───── Dataset excerpts ─────
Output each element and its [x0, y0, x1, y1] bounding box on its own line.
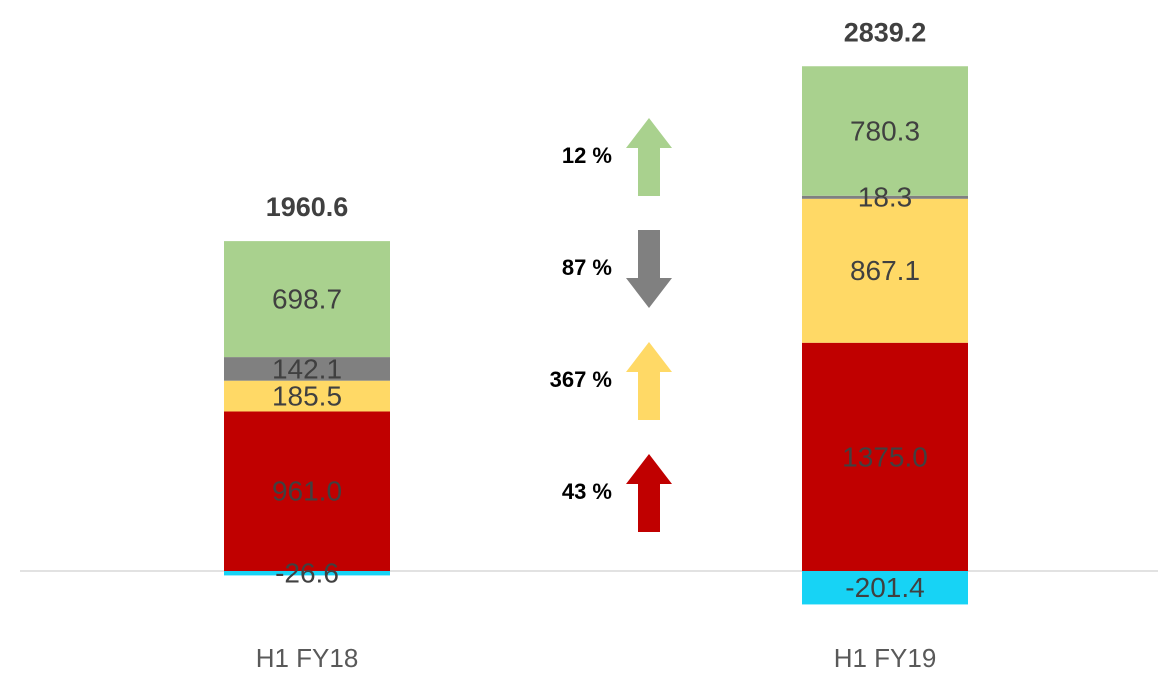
total-label: 1960.6: [266, 192, 349, 222]
data-label: 18.3: [858, 182, 913, 213]
annotation: 367 %: [550, 367, 612, 392]
data-label: 142.1: [272, 353, 342, 384]
data-label: -201.4: [845, 572, 924, 603]
bar-segment: [224, 411, 390, 571]
bar-segment: [224, 357, 390, 381]
data-label: 185.5: [272, 380, 342, 411]
bar-segment: [802, 198, 968, 343]
arrow: [626, 230, 672, 308]
bar-segment: [224, 571, 390, 576]
data-label: 961.0: [272, 476, 342, 507]
bar-segment: [802, 342, 968, 571]
bar-segment: [224, 241, 390, 358]
data-label: 1375.0: [842, 441, 928, 472]
data-label: 867.1: [850, 255, 920, 286]
data-label: -26.6: [275, 558, 339, 589]
total-label: 2839.2: [844, 17, 927, 47]
bar-segment: [802, 571, 968, 605]
bar-segment: [802, 66, 968, 196]
data-label: 698.7: [272, 283, 342, 314]
annotation: 87 %: [562, 255, 612, 280]
x-tick-label: H1 FY19: [834, 643, 937, 673]
arrow: [626, 342, 672, 420]
annotation: 12 %: [562, 143, 612, 168]
arrow: [626, 118, 672, 196]
annotation: 43 %: [562, 479, 612, 504]
data-label: 780.3: [850, 115, 920, 146]
x-tick-label: H1 FY18: [256, 643, 359, 673]
bar-segment: [224, 380, 390, 412]
arrow: [626, 454, 672, 532]
bar-segment: [802, 195, 968, 199]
─────
§ **Direction**: Copy every line of the item above word for word, leaving the picture out of your answer.

§ **The reply**:
Output each element and its [x0, y0, x1, y1] bounding box on its own line.
total-label: 1960.6: [266, 192, 349, 222]
data-label: 18.3: [858, 182, 913, 213]
annotation: 367 %: [550, 367, 612, 392]
data-label: 142.1: [272, 353, 342, 384]
data-label: -201.4: [845, 572, 924, 603]
bar-segment: [224, 411, 390, 571]
bar-segment: [224, 357, 390, 381]
data-label: 185.5: [272, 380, 342, 411]
bar-segment: [802, 198, 968, 343]
arrow: [626, 230, 672, 308]
bar-segment: [224, 571, 390, 576]
data-label: 961.0: [272, 476, 342, 507]
bar-segment: [802, 342, 968, 571]
bar-segment: [224, 241, 390, 358]
data-label: 1375.0: [842, 441, 928, 472]
data-label: 867.1: [850, 255, 920, 286]
data-label: -26.6: [275, 558, 339, 589]
total-label: 2839.2: [844, 17, 927, 47]
bar-segment: [802, 571, 968, 605]
bar-segment: [802, 66, 968, 196]
data-label: 698.7: [272, 283, 342, 314]
annotation: 87 %: [562, 255, 612, 280]
x-tick-label: H1 FY19: [834, 643, 937, 673]
arrow: [626, 342, 672, 420]
annotation: 12 %: [562, 143, 612, 168]
arrow: [626, 118, 672, 196]
annotation: 43 %: [562, 479, 612, 504]
data-label: 780.3: [850, 115, 920, 146]
x-tick-label: H1 FY18: [256, 643, 359, 673]
bar-segment: [224, 380, 390, 412]
arrow: [626, 454, 672, 532]
bar-segment: [802, 195, 968, 199]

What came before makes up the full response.